▶ What the exercise asks: Which lines in the entries below contain the word "million"? Copy each one, and match the case exactly.

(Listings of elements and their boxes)
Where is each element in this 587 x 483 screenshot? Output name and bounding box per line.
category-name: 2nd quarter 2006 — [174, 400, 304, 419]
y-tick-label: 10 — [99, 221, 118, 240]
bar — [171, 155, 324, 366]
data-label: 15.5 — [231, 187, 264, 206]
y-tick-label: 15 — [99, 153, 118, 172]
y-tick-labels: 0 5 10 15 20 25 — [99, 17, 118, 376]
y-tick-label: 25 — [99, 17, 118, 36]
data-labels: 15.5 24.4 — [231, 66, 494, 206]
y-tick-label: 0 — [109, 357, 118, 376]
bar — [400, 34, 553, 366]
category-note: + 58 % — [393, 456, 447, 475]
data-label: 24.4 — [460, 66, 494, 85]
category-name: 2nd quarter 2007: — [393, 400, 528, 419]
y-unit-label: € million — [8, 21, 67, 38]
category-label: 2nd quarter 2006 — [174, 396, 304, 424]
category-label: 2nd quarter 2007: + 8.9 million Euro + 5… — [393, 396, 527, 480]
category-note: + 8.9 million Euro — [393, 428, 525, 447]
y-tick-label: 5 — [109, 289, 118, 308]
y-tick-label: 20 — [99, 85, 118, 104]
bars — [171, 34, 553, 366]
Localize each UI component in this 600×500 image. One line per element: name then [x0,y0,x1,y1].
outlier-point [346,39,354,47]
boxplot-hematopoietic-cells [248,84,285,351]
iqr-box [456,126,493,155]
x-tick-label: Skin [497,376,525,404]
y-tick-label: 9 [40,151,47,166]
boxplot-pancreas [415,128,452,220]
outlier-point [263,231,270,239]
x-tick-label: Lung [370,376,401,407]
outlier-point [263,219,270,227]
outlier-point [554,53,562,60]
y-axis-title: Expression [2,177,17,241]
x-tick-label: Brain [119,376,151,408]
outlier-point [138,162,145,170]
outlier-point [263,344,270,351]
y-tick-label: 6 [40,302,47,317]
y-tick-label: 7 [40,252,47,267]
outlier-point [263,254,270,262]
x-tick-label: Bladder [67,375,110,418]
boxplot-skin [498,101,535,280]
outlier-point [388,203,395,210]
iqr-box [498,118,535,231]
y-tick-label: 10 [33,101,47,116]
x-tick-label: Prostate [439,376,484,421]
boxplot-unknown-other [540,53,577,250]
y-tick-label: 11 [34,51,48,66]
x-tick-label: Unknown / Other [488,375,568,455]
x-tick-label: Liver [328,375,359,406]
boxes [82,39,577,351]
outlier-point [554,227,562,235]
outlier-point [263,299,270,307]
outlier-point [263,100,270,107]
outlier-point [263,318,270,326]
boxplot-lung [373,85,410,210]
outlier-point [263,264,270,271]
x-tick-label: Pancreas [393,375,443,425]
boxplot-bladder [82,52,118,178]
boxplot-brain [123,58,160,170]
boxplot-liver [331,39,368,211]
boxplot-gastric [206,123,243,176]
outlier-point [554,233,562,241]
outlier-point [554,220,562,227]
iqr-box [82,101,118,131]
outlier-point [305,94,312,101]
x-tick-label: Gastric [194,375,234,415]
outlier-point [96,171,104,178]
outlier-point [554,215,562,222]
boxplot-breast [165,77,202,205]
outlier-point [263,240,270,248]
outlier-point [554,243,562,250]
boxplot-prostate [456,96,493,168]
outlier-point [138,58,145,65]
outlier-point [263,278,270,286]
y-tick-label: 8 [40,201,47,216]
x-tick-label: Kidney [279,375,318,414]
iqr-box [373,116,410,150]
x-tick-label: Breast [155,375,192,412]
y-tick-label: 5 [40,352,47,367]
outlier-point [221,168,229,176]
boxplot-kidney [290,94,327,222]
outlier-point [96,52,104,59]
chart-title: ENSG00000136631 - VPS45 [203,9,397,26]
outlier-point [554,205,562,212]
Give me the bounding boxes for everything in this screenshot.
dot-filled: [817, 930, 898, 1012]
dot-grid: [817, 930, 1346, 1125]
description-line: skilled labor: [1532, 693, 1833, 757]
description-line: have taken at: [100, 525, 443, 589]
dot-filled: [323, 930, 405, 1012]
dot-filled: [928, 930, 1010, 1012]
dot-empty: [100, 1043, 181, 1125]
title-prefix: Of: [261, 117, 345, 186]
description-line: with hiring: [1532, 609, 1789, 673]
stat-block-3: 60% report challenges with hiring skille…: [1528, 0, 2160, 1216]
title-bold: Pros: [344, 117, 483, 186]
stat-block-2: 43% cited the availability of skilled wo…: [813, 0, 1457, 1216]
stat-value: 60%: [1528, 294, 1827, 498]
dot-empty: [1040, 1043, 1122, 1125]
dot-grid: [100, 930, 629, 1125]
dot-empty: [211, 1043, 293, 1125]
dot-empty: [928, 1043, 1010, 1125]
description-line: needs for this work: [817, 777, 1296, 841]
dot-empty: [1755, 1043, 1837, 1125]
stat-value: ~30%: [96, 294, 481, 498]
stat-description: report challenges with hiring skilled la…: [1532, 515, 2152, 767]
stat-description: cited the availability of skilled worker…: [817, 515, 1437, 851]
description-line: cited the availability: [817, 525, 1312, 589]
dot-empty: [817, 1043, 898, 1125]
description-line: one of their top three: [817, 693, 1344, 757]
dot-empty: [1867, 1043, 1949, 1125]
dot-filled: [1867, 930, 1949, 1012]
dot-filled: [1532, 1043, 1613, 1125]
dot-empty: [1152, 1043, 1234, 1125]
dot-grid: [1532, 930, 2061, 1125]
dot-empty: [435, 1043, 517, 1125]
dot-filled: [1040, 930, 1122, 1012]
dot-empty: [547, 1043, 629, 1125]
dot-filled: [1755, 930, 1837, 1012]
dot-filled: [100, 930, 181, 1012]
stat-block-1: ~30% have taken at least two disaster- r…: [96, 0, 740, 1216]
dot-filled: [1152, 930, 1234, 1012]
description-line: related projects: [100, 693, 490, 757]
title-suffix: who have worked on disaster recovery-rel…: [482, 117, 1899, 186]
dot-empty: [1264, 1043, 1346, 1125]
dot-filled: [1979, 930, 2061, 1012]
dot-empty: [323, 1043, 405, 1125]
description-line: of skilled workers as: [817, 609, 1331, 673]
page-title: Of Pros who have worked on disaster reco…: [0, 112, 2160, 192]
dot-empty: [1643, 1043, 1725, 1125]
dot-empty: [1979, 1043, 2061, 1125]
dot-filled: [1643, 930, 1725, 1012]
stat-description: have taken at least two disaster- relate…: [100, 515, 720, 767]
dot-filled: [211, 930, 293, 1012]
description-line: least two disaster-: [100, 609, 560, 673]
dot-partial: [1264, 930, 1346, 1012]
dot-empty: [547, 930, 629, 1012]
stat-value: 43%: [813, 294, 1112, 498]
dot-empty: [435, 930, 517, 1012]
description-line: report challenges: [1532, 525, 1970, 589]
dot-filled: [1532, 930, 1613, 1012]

▶ Correct response:
y-unit-label: € million — [8, 21, 67, 38]
category-label: 2nd quarter 2007: + 8.9 million Euro + 5… — [393, 396, 527, 480]
category-note: + 8.9 million Euro — [393, 428, 525, 447]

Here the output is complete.